Within this material, how many lines have the string "grid" in them? The answer is a number, with nothing added.

[START Dataset excerpts]

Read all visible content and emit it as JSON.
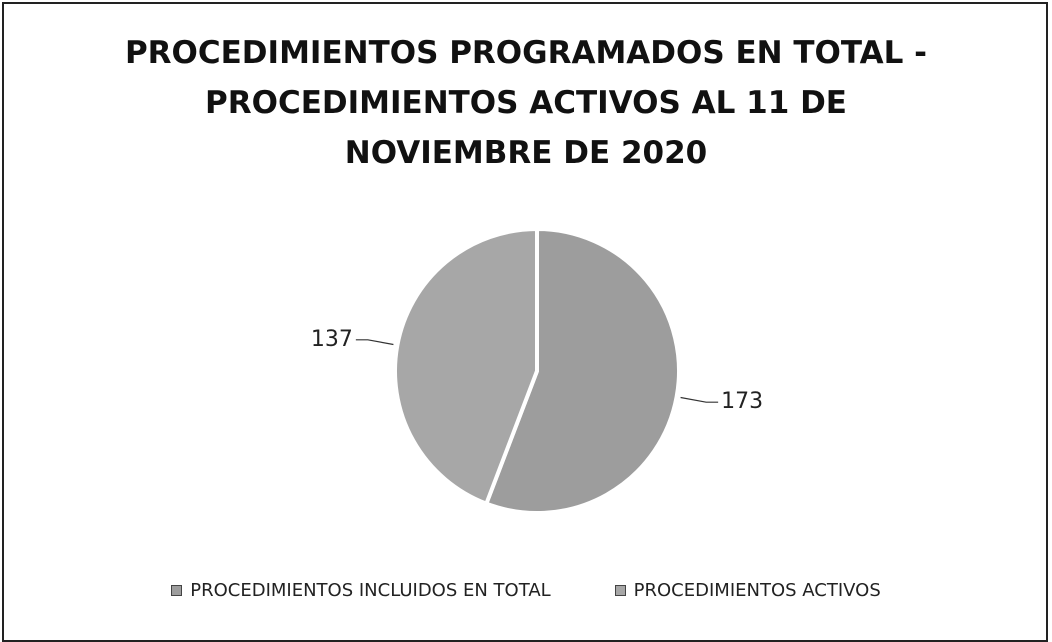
{
  "chart_data": {
    "type": "pie",
    "title": "PROCEDIMIENTOS PROGRAMADOS EN TOTAL - PROCEDIMIENTOS ACTIVOS AL 11 DE NOVIEMBRE DE 2020",
    "categories": [
      "PROCEDIMIENTOS INCLUIDOS EN TOTAL",
      "PROCEDIMIENTOS ACTIVOS"
    ],
    "values": [
      173,
      137
    ],
    "colors": [
      "#9d9d9d",
      "#a7a7a7"
    ],
    "legend": "bottom"
  }
}
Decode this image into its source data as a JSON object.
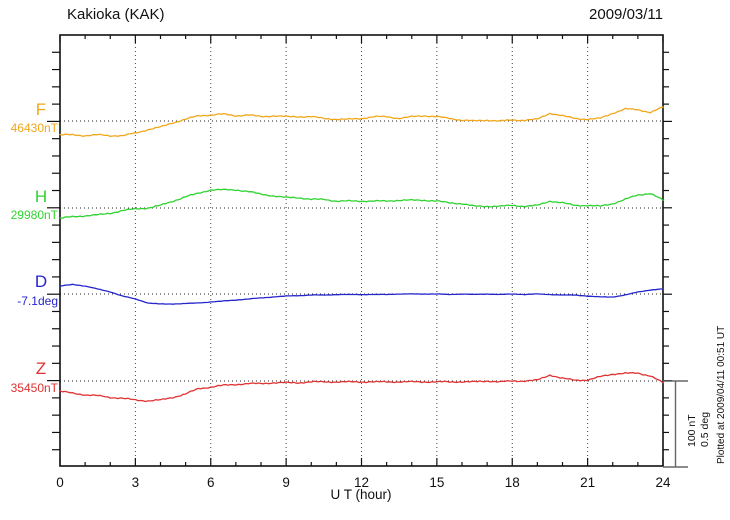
{
  "header": {
    "title": "Kakioka (KAK)",
    "date": "2009/03/11"
  },
  "x_axis": {
    "title": "U T (hour)",
    "tick_labels": [
      "0",
      "3",
      "6",
      "9",
      "12",
      "15",
      "18",
      "21",
      "24"
    ],
    "min_hour": 0,
    "max_hour": 24,
    "minor_tick_hours": 1,
    "major_tick_hours": 3
  },
  "scale_bar": {
    "line1": "100 nT",
    "line2": "0.5 deg"
  },
  "footer_note": "Plotted at 2009/04/11 00:51 UT",
  "chart_data": {
    "type": "line",
    "title": "Kakioka (KAK)",
    "date": "2009/03/11",
    "xlabel": "U T (hour)",
    "x_start_hour": 0,
    "x_end_hour": 24,
    "x_step_hours": 0.5,
    "xlim": [
      0,
      24
    ],
    "grid": "vertical dotted gridlines every 3 hours; dotted horizontal baseline per channel",
    "legend_position": "channel labels in left margin",
    "amplitude_scale": "100 nT = 0.5 deg = same plotted height",
    "series": [
      {
        "name": "F",
        "baseline_label": "46430nT",
        "baseline_value": 46430,
        "unit": "nT",
        "color": "#f2a71b",
        "values": [
          46414,
          46414,
          46413,
          46414,
          46413,
          46413,
          46416,
          46420,
          46423,
          46428,
          46432,
          46436,
          46437,
          46438,
          46436,
          46437,
          46435,
          46436,
          46435,
          46435,
          46435,
          46433,
          46432,
          46432,
          46433,
          46435,
          46435,
          46433,
          46435,
          46436,
          46435,
          46433,
          46431,
          46430,
          46431,
          46430,
          46431,
          46431,
          46432,
          46439,
          46436,
          46433,
          46432,
          46433,
          46439,
          46444,
          46443,
          46440,
          46446
        ]
      },
      {
        "name": "H",
        "baseline_label": "29980nT",
        "baseline_value": 29980,
        "unit": "nT",
        "color": "#2fd32f",
        "values": [
          29968,
          29970,
          29971,
          29972,
          29974,
          29977,
          29979,
          29980,
          29983,
          29988,
          29993,
          29997,
          30001,
          30001,
          30001,
          29999,
          29996,
          29994,
          29992,
          29992,
          29990,
          29990,
          29988,
          29988,
          29988,
          29988,
          29988,
          29989,
          29989,
          29989,
          29988,
          29986,
          29985,
          29982,
          29982,
          29982,
          29983,
          29982,
          29983,
          29988,
          29986,
          29983,
          29983,
          29982,
          29985,
          29990,
          29995,
          29997,
          29989
        ]
      },
      {
        "name": "D",
        "baseline_label": "-7.1deg",
        "baseline_value": -7.1,
        "unit": "deg",
        "color": "#2525cc",
        "values": [
          -7.054,
          -7.045,
          -7.054,
          -7.071,
          -7.088,
          -7.112,
          -7.129,
          -7.152,
          -7.158,
          -7.158,
          -7.155,
          -7.152,
          -7.146,
          -7.141,
          -7.135,
          -7.129,
          -7.123,
          -7.117,
          -7.112,
          -7.109,
          -7.106,
          -7.106,
          -7.103,
          -7.103,
          -7.103,
          -7.103,
          -7.103,
          -7.1,
          -7.1,
          -7.1,
          -7.1,
          -7.103,
          -7.1,
          -7.103,
          -7.1,
          -7.103,
          -7.1,
          -7.103,
          -7.1,
          -7.103,
          -7.106,
          -7.106,
          -7.112,
          -7.117,
          -7.117,
          -7.106,
          -7.088,
          -7.077,
          -7.071
        ]
      },
      {
        "name": "Z",
        "baseline_label": "35450nT",
        "baseline_value": 35450,
        "unit": "nT",
        "color": "#e03232",
        "values": [
          35438,
          35436,
          35434,
          35433,
          35431,
          35430,
          35428,
          35427,
          35428,
          35431,
          35435,
          35441,
          35443,
          35445,
          35446,
          35447,
          35447,
          35448,
          35448,
          35448,
          35449,
          35449,
          35449,
          35449,
          35449,
          35449,
          35449,
          35449,
          35449,
          35449,
          35449,
          35449,
          35449,
          35449,
          35450,
          35449,
          35450,
          35450,
          35451,
          35457,
          35453,
          35451,
          35451,
          35455,
          35458,
          35459,
          35459,
          35456,
          35448
        ]
      }
    ]
  }
}
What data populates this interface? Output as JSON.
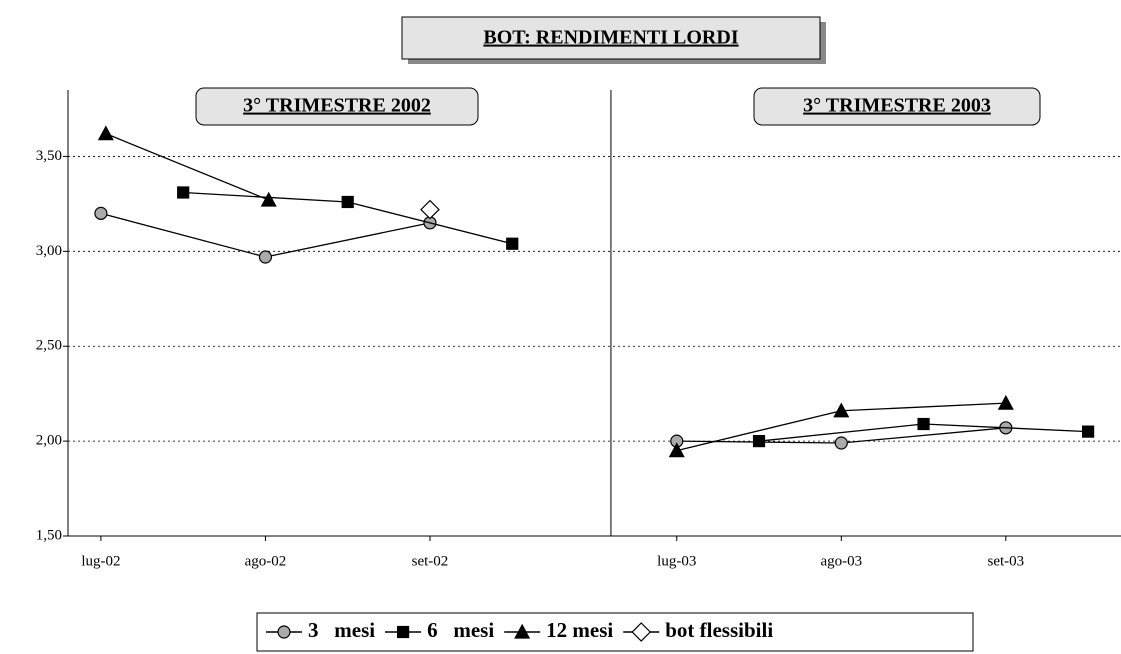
{
  "chart_data": {
    "type": "line",
    "title": "BOT: RENDIMENTI LORDI",
    "annotations": [
      "3° TRIMESTRE 2002",
      "3° TRIMESTRE 2003"
    ],
    "xlim": [
      -0.2,
      6.2
    ],
    "xticks": [
      {
        "value": 0,
        "label": "lug-02"
      },
      {
        "value": 1,
        "label": "ago-02"
      },
      {
        "value": 2,
        "label": "set-02"
      },
      {
        "value": 3.5,
        "label": "lug-03"
      },
      {
        "value": 4.5,
        "label": "ago-03"
      },
      {
        "value": 5.5,
        "label": "set-03"
      }
    ],
    "ylim": [
      1.5,
      3.85
    ],
    "yticks": [
      {
        "value": 1.5,
        "label": "1,50"
      },
      {
        "value": 2,
        "label": "2,00"
      },
      {
        "value": 2.5,
        "label": "2,50"
      },
      {
        "value": 3,
        "label": "3,00"
      },
      {
        "value": 3.5,
        "label": "3,50"
      }
    ],
    "grid": true,
    "legend": "bottom",
    "series": [
      {
        "name": "3   mesi",
        "color": "#000000",
        "marker": "circle",
        "x": [
          0,
          1,
          2,
          3,
          3.5,
          4.5,
          5.5
        ],
        "values": [
          3.2,
          2.97,
          3.15,
          null,
          2.0,
          1.99,
          2.07
        ]
      },
      {
        "name": "6   mesi",
        "color": "#000000",
        "marker": "square",
        "x": [
          0.5,
          1.5,
          2.5,
          3,
          4,
          5,
          6
        ],
        "values": [
          3.31,
          3.26,
          3.04,
          null,
          2.0,
          2.09,
          2.05
        ]
      },
      {
        "name": "12 mesi",
        "color": "#000000",
        "marker": "triangle",
        "x": [
          0.03,
          1.02,
          3,
          3.5,
          4.5,
          5.5
        ],
        "values": [
          3.62,
          3.27,
          null,
          1.95,
          2.16,
          2.2
        ]
      },
      {
        "name": "bot flessibili",
        "color": "#000000",
        "marker": "diamond",
        "x": [
          2
        ],
        "values": [
          3.22
        ]
      }
    ]
  }
}
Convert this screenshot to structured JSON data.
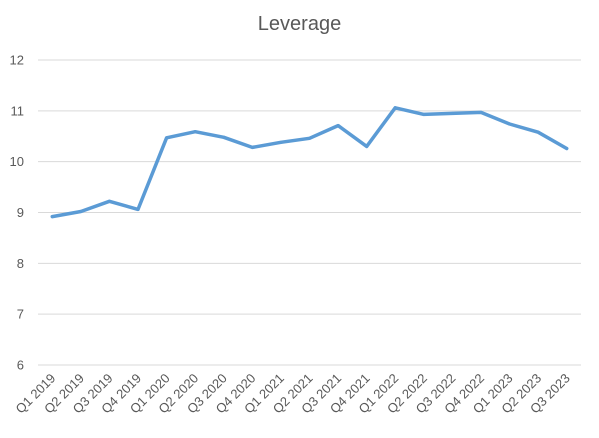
{
  "chart_data": {
    "type": "line",
    "title": "Leverage",
    "xlabel": "",
    "ylabel": "",
    "categories": [
      "Q1 2019",
      "Q2 2019",
      "Q3 2019",
      "Q4 2019",
      "Q1 2020",
      "Q2 2020",
      "Q3 2020",
      "Q4 2020",
      "Q1 2021",
      "Q2 2021",
      "Q3 2021",
      "Q4 2021",
      "Q1 2022",
      "Q2 2022",
      "Q3 2022",
      "Q4 2022",
      "Q1 2023",
      "Q2 2023",
      "Q3 2023"
    ],
    "series": [
      {
        "values": [
          8.92,
          9.02,
          9.22,
          9.06,
          10.47,
          10.59,
          10.48,
          10.28,
          10.38,
          10.46,
          10.71,
          10.3,
          11.06,
          10.93,
          10.95,
          10.97,
          10.74,
          10.58,
          10.26
        ],
        "color": "#5b9bd5"
      }
    ],
    "ylim": [
      6,
      12
    ],
    "yticks": [
      6,
      7,
      8,
      9,
      10,
      11,
      12
    ],
    "grid": true,
    "legend": "none",
    "colors": {
      "line": "#5b9bd5",
      "grid": "#d9d9d9",
      "text": "#595959"
    }
  }
}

[END Dataset excerpts]

**Exercise answer:**
4